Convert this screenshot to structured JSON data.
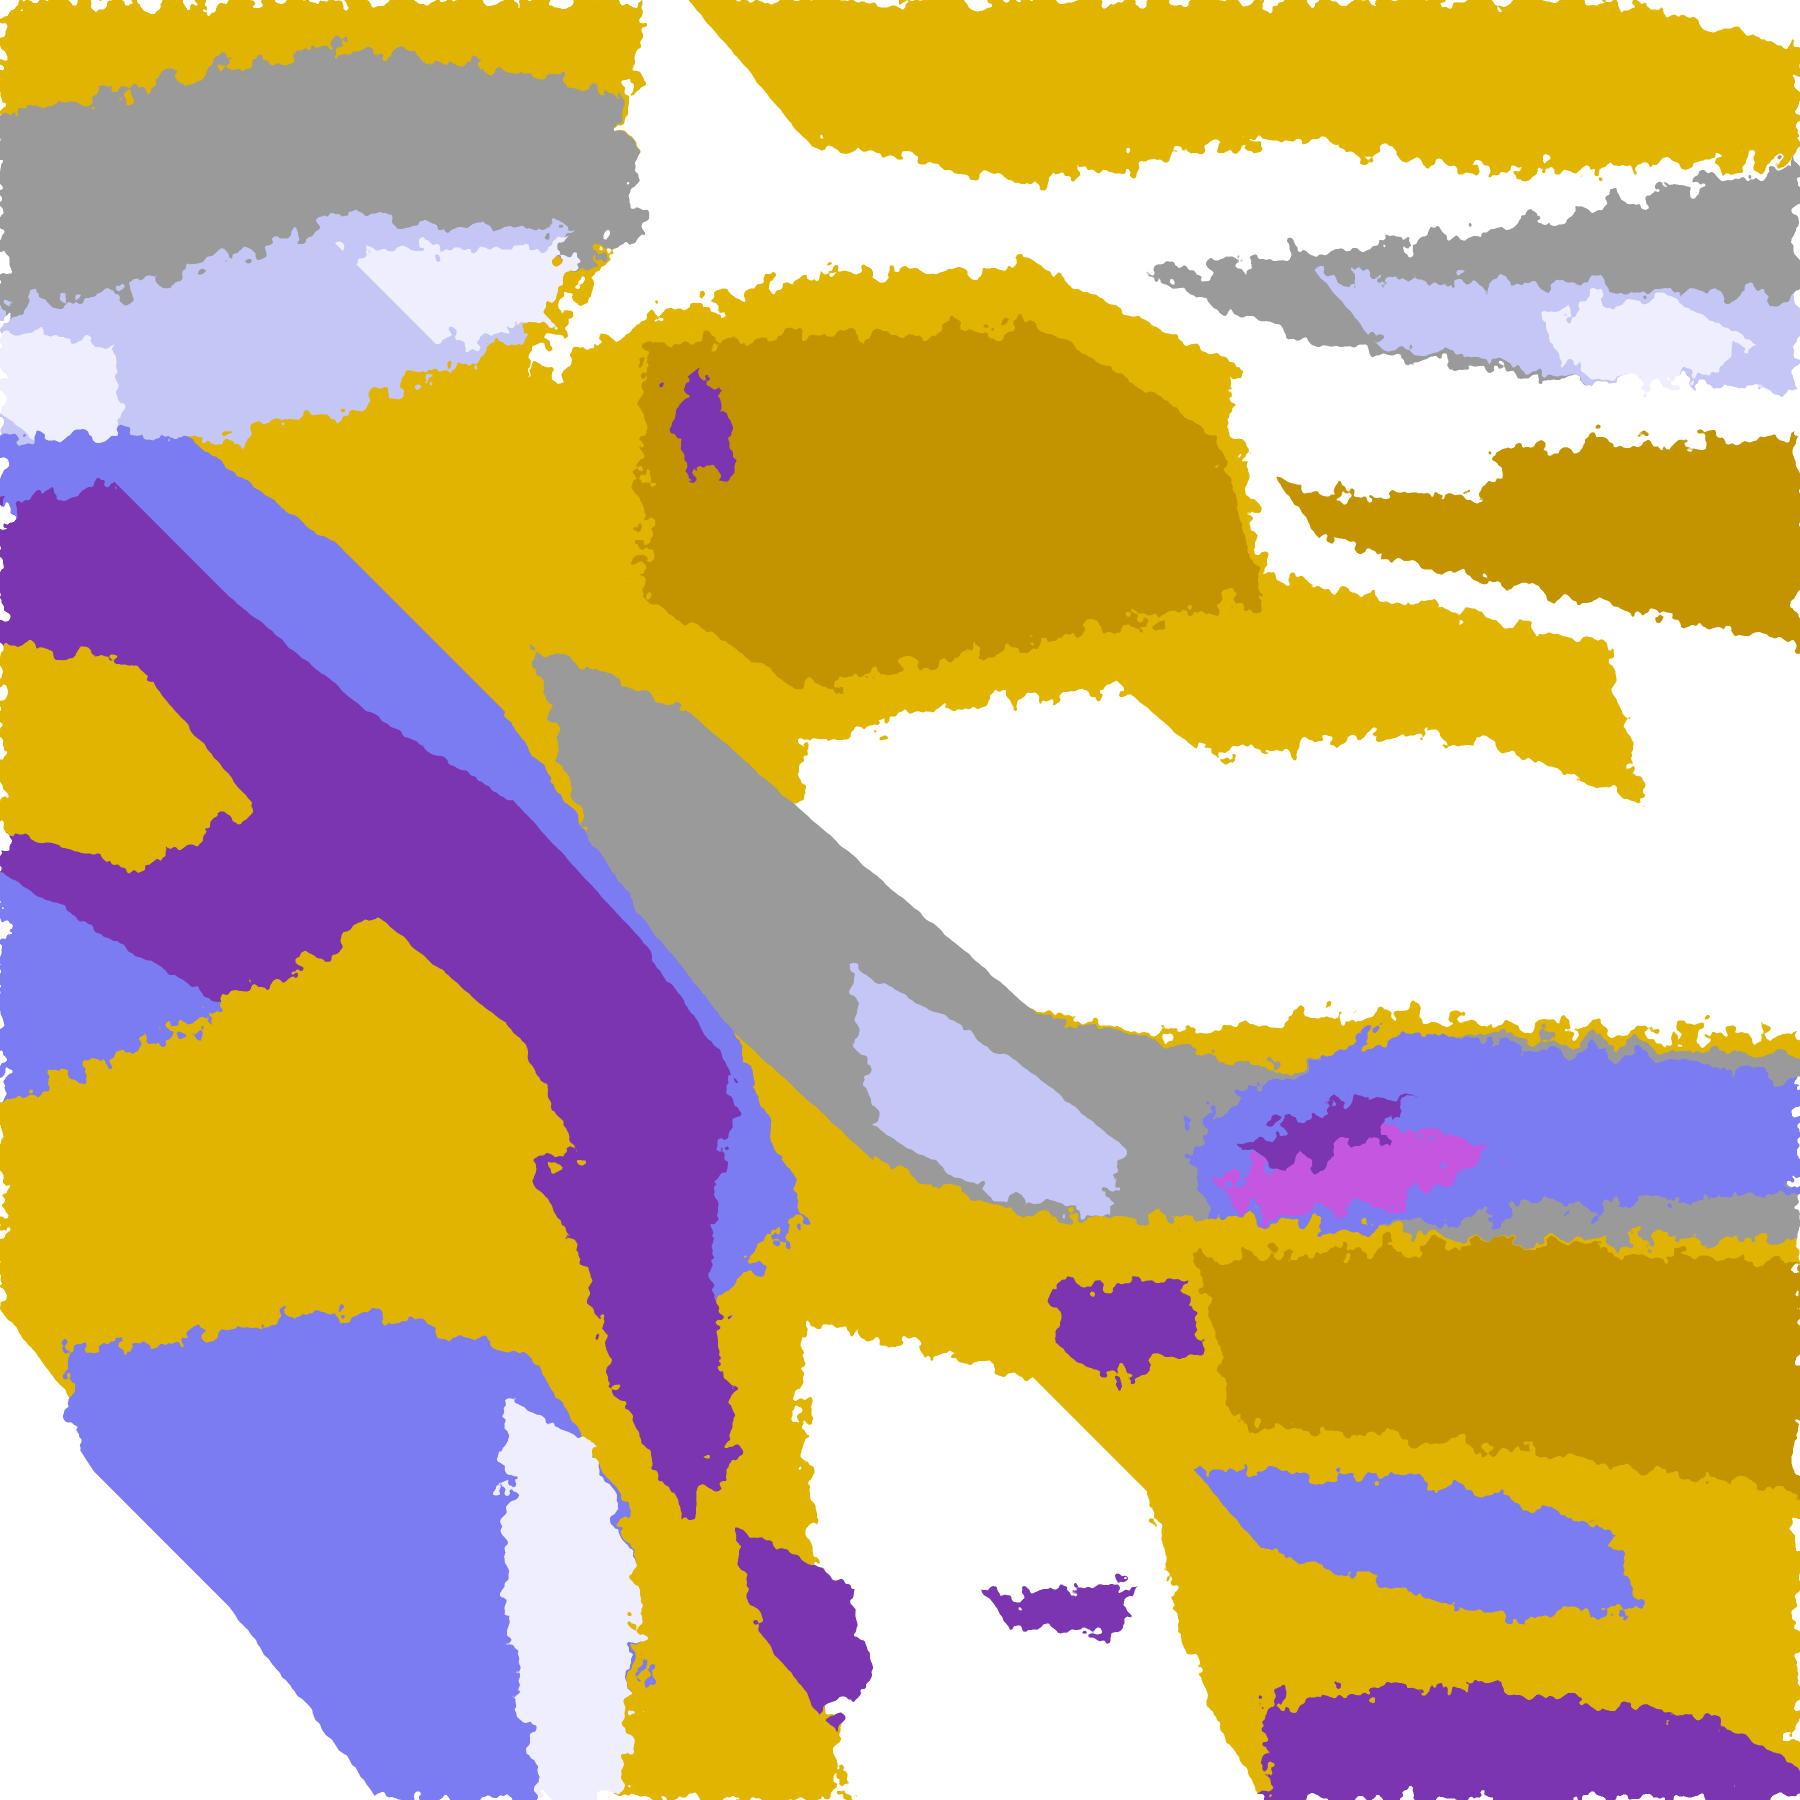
{
  "map": {
    "colors": {
      "background": "#ffffff",
      "gold": "#e0b400",
      "dark_gold": "#c39400",
      "purple": "#7b35b0",
      "magenta": "#c457e0",
      "periwinkle": "#7b7cf2",
      "lavender": "#c4c6f6",
      "pale_lavender": "#eeeeff",
      "gray": "#9a9a9a",
      "off_disk": "#ffffff"
    }
  }
}
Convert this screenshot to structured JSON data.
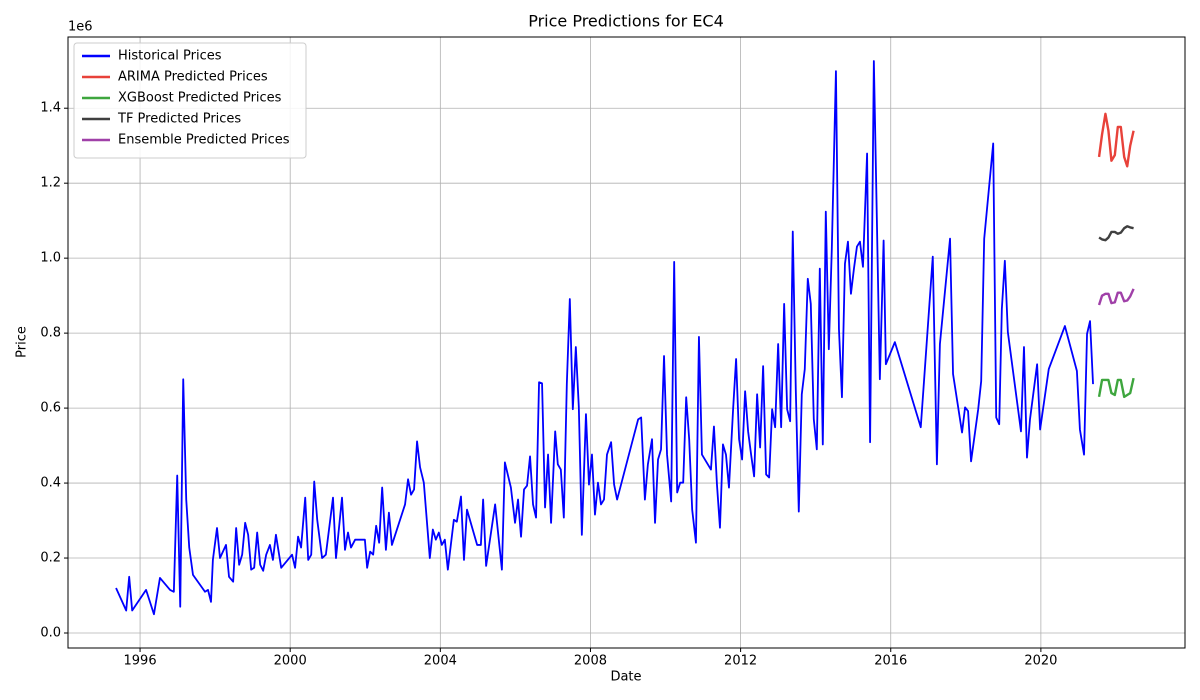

————————

Write out the records above once more, word for word, with no pictures.

Convert this screenshot to structured JSON data.
{
  "map": {
    "colors": {
      "background": "#ffffff",
      "gold": "#e0b400",
      "dark_gold": "#c39400",
      "purple": "#7b35b0",
      "magenta": "#c457e0",
      "periwinkle": "#7b7cf2",
      "lavender": "#c4c6f6",
      "pale_lavender": "#eeeeff",
      "gray": "#9a9a9a",
      "off_disk": "#ffffff"
    }
  }
}
Convert this screenshot to structured JSON data.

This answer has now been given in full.